## Task goal:
Go through the material and write it all out exactly, minus the pictures.
-------- Material provided
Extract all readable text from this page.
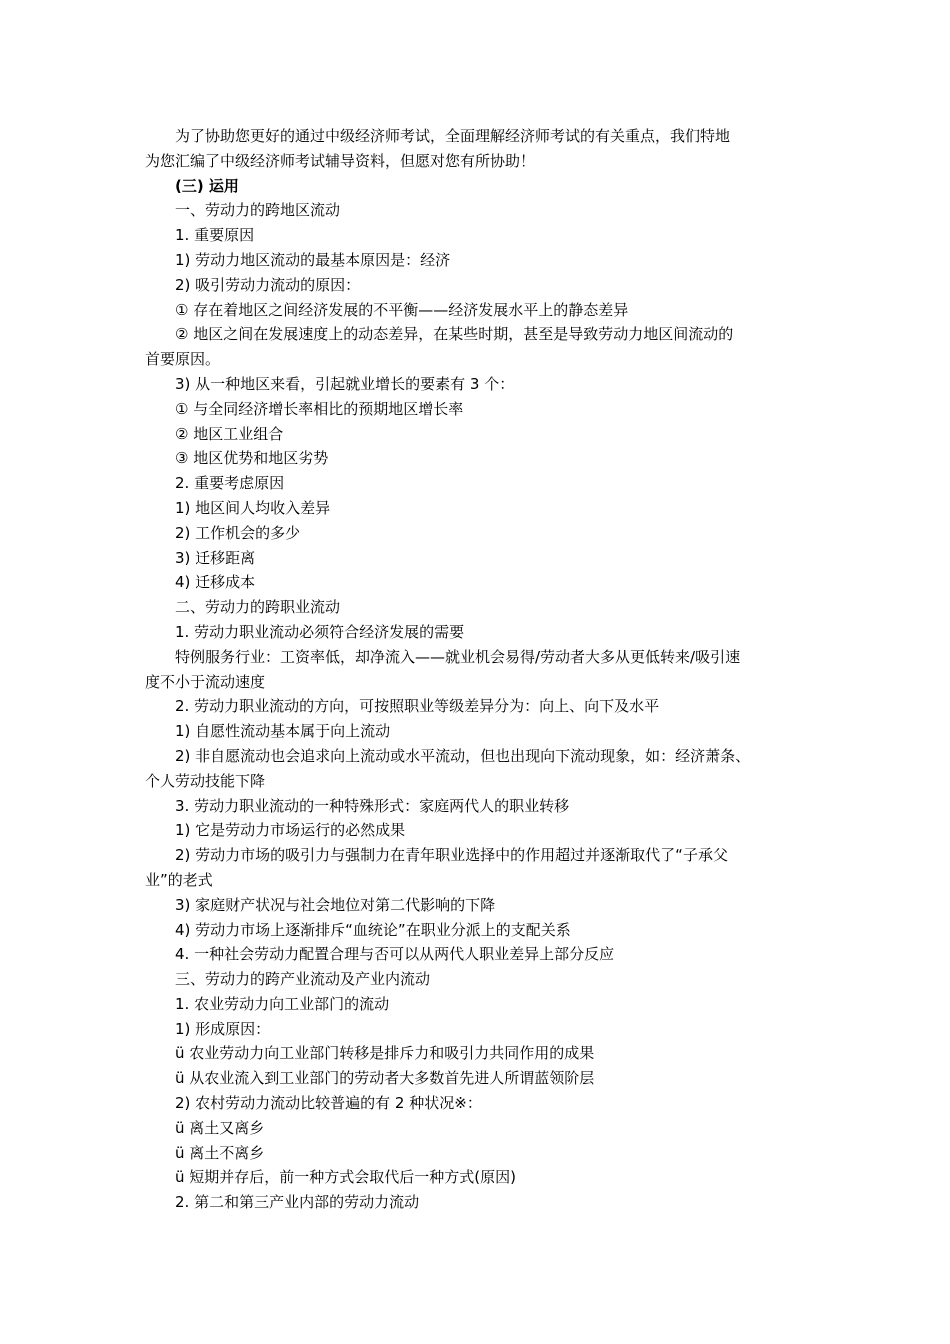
为了协助您更好的通过中级经济师考试，全面理解经济师考试的有关重点，我们特地
为您汇编了中级经济师考试辅导资料，但愿对您有所协助！
(三) 运用
一、劳动力的跨地区流动
1. 重要原因
1) 劳动力地区流动的最基本原因是：经济
2) 吸引劳动力流动的原因：
① 存在着地区之间经济发展的不平衡——经济发展水平上的静态差异
② 地区之间在发展速度上的动态差异，在某些时期，甚至是导致劳动力地区间流动的
首要原因。
3) 从一种地区来看，引起就业增长的要素有 3 个：
① 与全同经济增长率相比的预期地区增长率
② 地区工业组合
③ 地区优势和地区劣势
2. 重要考虑原因
1) 地区间人均收入差异
2) 工作机会的多少
3) 迁移距离
4) 迁移成本
二、劳动力的跨职业流动
1. 劳动力职业流动必须符合经济发展的需要
特例服务行业：工资率低，却净流入——就业机会易得/劳动者大多从更低转来/吸引速
度不小于流动速度
2. 劳动力职业流动的方向，可按照职业等级差异分为：向上、向下及水平
1) 自愿性流动基本属于向上流动
2) 非自愿流动也会追求向上流动或水平流动，但也出现向下流动现象，如：经济萧条、
个人劳动技能下降
3. 劳动力职业流动的一种特殊形式：家庭两代人的职业转移
1) 它是劳动力市场运行的必然成果
2) 劳动力市场的吸引力与强制力在青年职业选择中的作用超过并逐渐取代了“子承父
业”的老式
3) 家庭财产状况与社会地位对第二代影响的下降
4) 劳动力市场上逐渐排斥“血统论”在职业分派上的支配关系
4. 一种社会劳动力配置合理与否可以从两代人职业差异上部分反应
三、劳动力的跨产业流动及产业内流动
1. 农业劳动力向工业部门的流动
1) 形成原因：
ü 农业劳动力向工业部门转移是排斥力和吸引力共同作用的成果
ü 从农业流入到工业部门的劳动者大多数首先进人所谓蓝领阶层
2) 农村劳动力流动比较普遍的有 2 种状况※：
ü 离土又离乡
ü 离土不离乡
ü 短期并存后，前一种方式会取代后一种方式(原因)
2. 第二和第三产业内部的劳动力流动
----------------
## Answer to the exercise:
Extract all readable text from this page.
为了协助您更好的通过中级经济师考试，全面理解经济师考试的有关重点，我们特地
为您汇编了中级经济师考试辅导资料，但愿对您有所协助！
(三) 运用
一、劳动力的跨地区流动
1. 重要原因
1) 劳动力地区流动的最基本原因是：经济
2) 吸引劳动力流动的原因：
① 存在着地区之间经济发展的不平衡——经济发展水平上的静态差异
② 地区之间在发展速度上的动态差异，在某些时期，甚至是导致劳动力地区间流动的
首要原因。
3) 从一种地区来看，引起就业增长的要素有 3 个：
① 与全同经济增长率相比的预期地区增长率
② 地区工业组合
③ 地区优势和地区劣势
2. 重要考虑原因
1) 地区间人均收入差异
2) 工作机会的多少
3) 迁移距离
4) 迁移成本
二、劳动力的跨职业流动
1. 劳动力职业流动必须符合经济发展的需要
特例服务行业：工资率低，却净流入——就业机会易得/劳动者大多从更低转来/吸引速
度不小于流动速度
2. 劳动力职业流动的方向，可按照职业等级差异分为：向上、向下及水平
1) 自愿性流动基本属于向上流动
2) 非自愿流动也会追求向上流动或水平流动，但也出现向下流动现象，如：经济萧条、
个人劳动技能下降
3. 劳动力职业流动的一种特殊形式：家庭两代人的职业转移
1) 它是劳动力市场运行的必然成果
2) 劳动力市场的吸引力与强制力在青年职业选择中的作用超过并逐渐取代了“子承父
业”的老式
3) 家庭财产状况与社会地位对第二代影响的下降
4) 劳动力市场上逐渐排斥“血统论”在职业分派上的支配关系
4. 一种社会劳动力配置合理与否可以从两代人职业差异上部分反应
三、劳动力的跨产业流动及产业内流动
1. 农业劳动力向工业部门的流动
1) 形成原因：
ü 农业劳动力向工业部门转移是排斥力和吸引力共同作用的成果
ü 从农业流入到工业部门的劳动者大多数首先进人所谓蓝领阶层
2) 农村劳动力流动比较普遍的有 2 种状况※：
ü 离土又离乡
ü 离土不离乡
ü 短期并存后，前一种方式会取代后一种方式(原因)
2. 第二和第三产业内部的劳动力流动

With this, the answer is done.